» **INFORMATION PROVIDED**
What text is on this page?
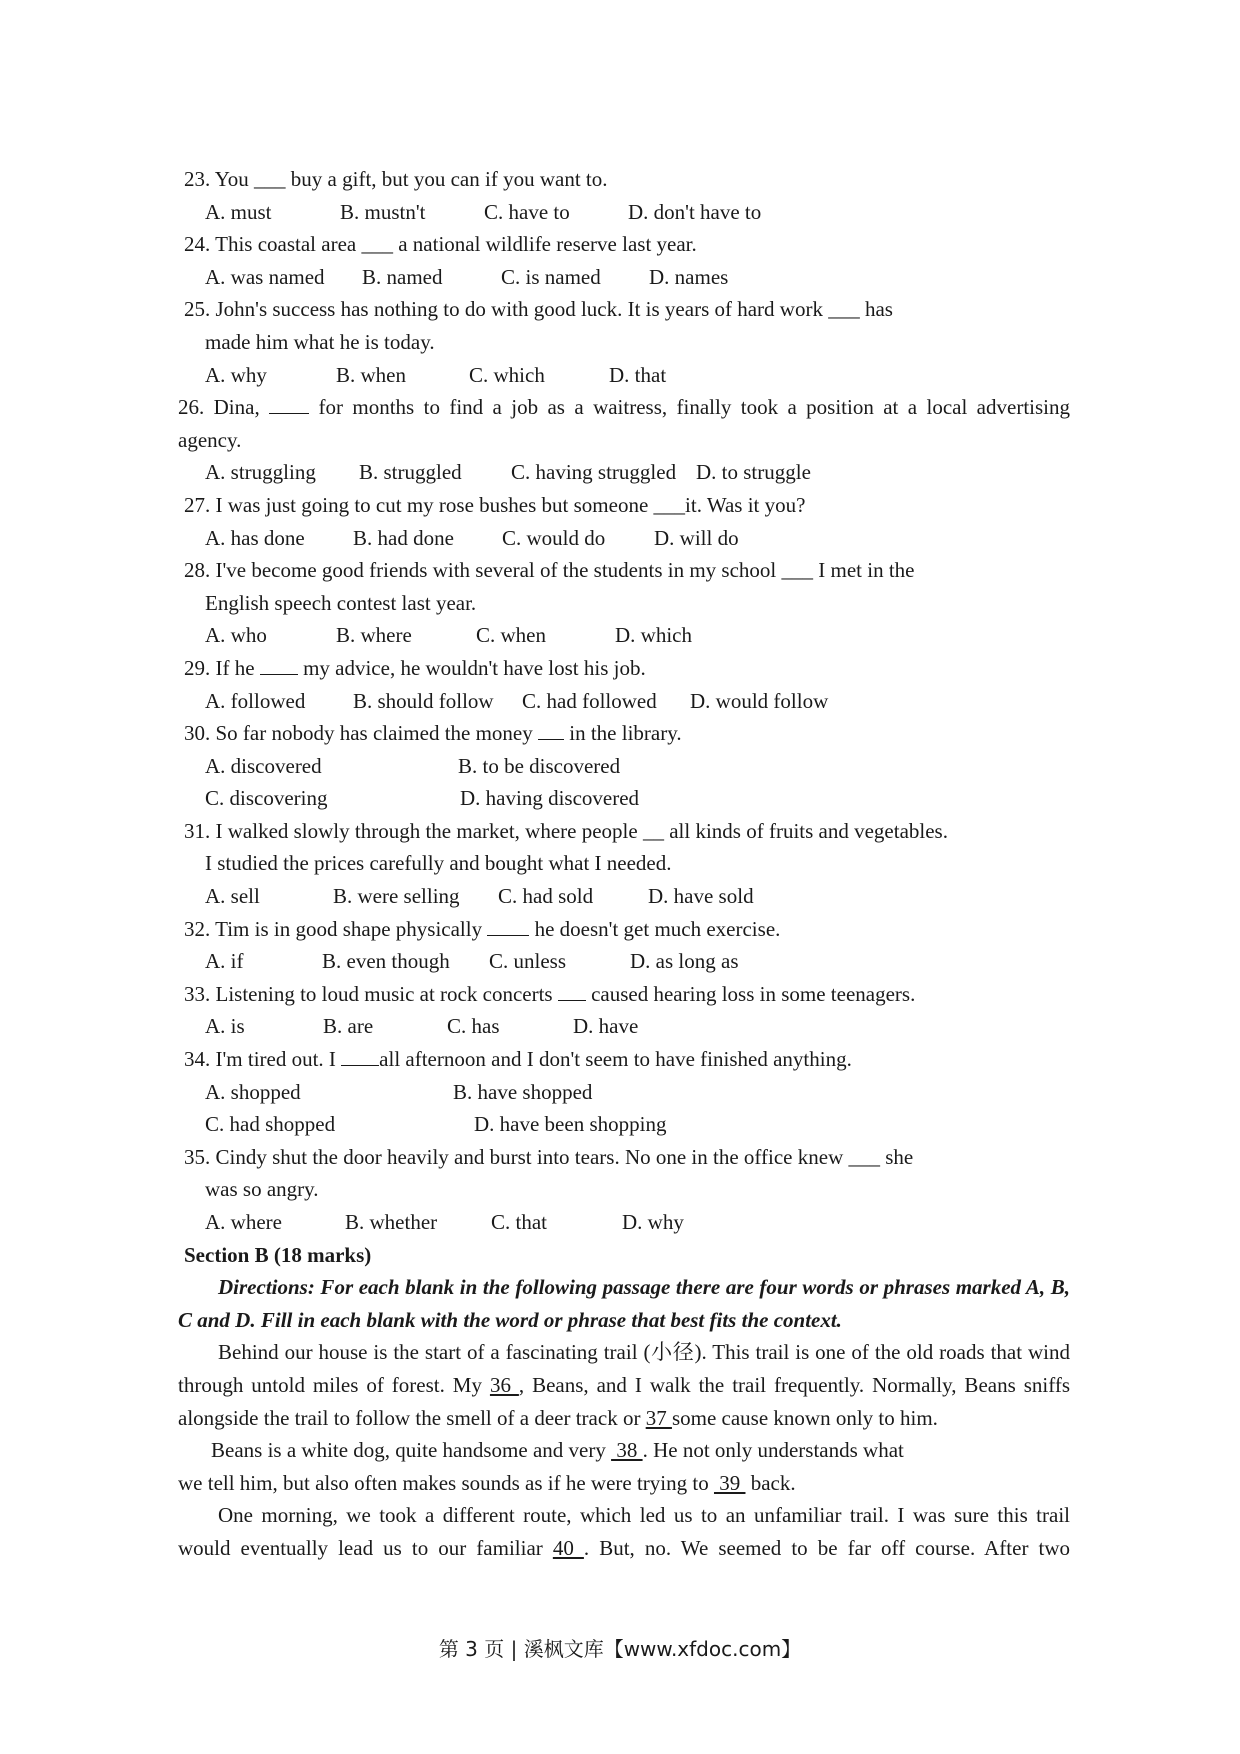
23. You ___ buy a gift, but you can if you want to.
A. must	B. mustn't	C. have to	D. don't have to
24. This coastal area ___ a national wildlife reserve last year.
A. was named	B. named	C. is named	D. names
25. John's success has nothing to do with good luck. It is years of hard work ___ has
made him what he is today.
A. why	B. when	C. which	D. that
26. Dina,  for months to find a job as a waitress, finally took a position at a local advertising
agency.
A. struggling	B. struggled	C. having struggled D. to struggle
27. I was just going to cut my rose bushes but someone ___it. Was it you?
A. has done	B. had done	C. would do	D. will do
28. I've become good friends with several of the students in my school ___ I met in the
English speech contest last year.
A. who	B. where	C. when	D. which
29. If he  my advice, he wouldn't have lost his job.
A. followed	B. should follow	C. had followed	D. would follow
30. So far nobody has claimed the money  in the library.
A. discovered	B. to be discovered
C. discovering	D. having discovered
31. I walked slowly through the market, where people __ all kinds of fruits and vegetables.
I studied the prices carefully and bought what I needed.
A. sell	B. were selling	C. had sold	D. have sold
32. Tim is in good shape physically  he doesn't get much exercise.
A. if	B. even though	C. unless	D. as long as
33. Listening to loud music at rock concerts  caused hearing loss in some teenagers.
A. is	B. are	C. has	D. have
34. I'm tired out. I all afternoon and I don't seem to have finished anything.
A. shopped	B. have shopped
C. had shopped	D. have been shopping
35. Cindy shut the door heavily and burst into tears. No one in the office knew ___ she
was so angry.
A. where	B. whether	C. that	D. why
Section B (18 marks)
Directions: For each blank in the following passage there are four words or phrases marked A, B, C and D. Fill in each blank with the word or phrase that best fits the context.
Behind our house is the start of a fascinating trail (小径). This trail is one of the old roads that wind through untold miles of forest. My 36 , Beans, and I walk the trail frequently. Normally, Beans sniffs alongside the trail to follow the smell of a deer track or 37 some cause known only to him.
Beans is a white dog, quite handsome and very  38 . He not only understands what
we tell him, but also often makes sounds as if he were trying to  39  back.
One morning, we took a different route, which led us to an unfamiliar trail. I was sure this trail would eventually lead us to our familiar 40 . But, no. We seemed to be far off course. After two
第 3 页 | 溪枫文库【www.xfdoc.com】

» **OBJECTIVE**
Without the pictures, restate all the entries above exactly.

» **OUTPUT**
What text is on this page?
23. You ___ buy a gift, but you can if you want to.
A. must	B. mustn't	C. have to	D. don't have to
24. This coastal area ___ a national wildlife reserve last year.
A. was named	B. named	C. is named	D. names
25. John's success has nothing to do with good luck. It is years of hard work ___ has
made him what he is today.
A. why	B. when	C. which	D. that
26. Dina,  for months to find a job as a waitress, finally took a position at a local advertising
agency.
A. struggling	B. struggled	C. having struggled D. to struggle
27. I was just going to cut my rose bushes but someone ___it. Was it you?
A. has done	B. had done	C. would do	D. will do
28. I've become good friends with several of the students in my school ___ I met in the
English speech contest last year.
A. who	B. where	C. when	D. which
29. If he  my advice, he wouldn't have lost his job.
A. followed	B. should follow	C. had followed	D. would follow
30. So far nobody has claimed the money  in the library.
A. discovered	B. to be discovered
C. discovering	D. having discovered
31. I walked slowly through the market, where people __ all kinds of fruits and vegetables.
I studied the prices carefully and bought what I needed.
A. sell	B. were selling	C. had sold	D. have sold
32. Tim is in good shape physically  he doesn't get much exercise.
A. if	B. even though	C. unless	D. as long as
33. Listening to loud music at rock concerts  caused hearing loss in some teenagers.
A. is	B. are	C. has	D. have
34. I'm tired out. I all afternoon and I don't seem to have finished anything.
A. shopped	B. have shopped
C. had shopped	D. have been shopping
35. Cindy shut the door heavily and burst into tears. No one in the office knew ___ she
was so angry.
A. where	B. whether	C. that	D. why
Section B (18 marks)
Directions: For each blank in the following passage there are four words or phrases marked A, B, C and D. Fill in each blank with the word or phrase that best fits the context.
Behind our house is the start of a fascinating trail (小径). This trail is one of the old roads that wind through untold miles of forest. My 36 , Beans, and I walk the trail frequently. Normally, Beans sniffs alongside the trail to follow the smell of a deer track or 37 some cause known only to him.
Beans is a white dog, quite handsome and very  38 . He not only understands what
we tell him, but also often makes sounds as if he were trying to  39  back.
One morning, we took a different route, which led us to an unfamiliar trail. I was sure this trail would eventually lead us to our familiar 40 . But, no. We seemed to be far off course. After two
第 3 页 | 溪枫文库【www.xfdoc.com】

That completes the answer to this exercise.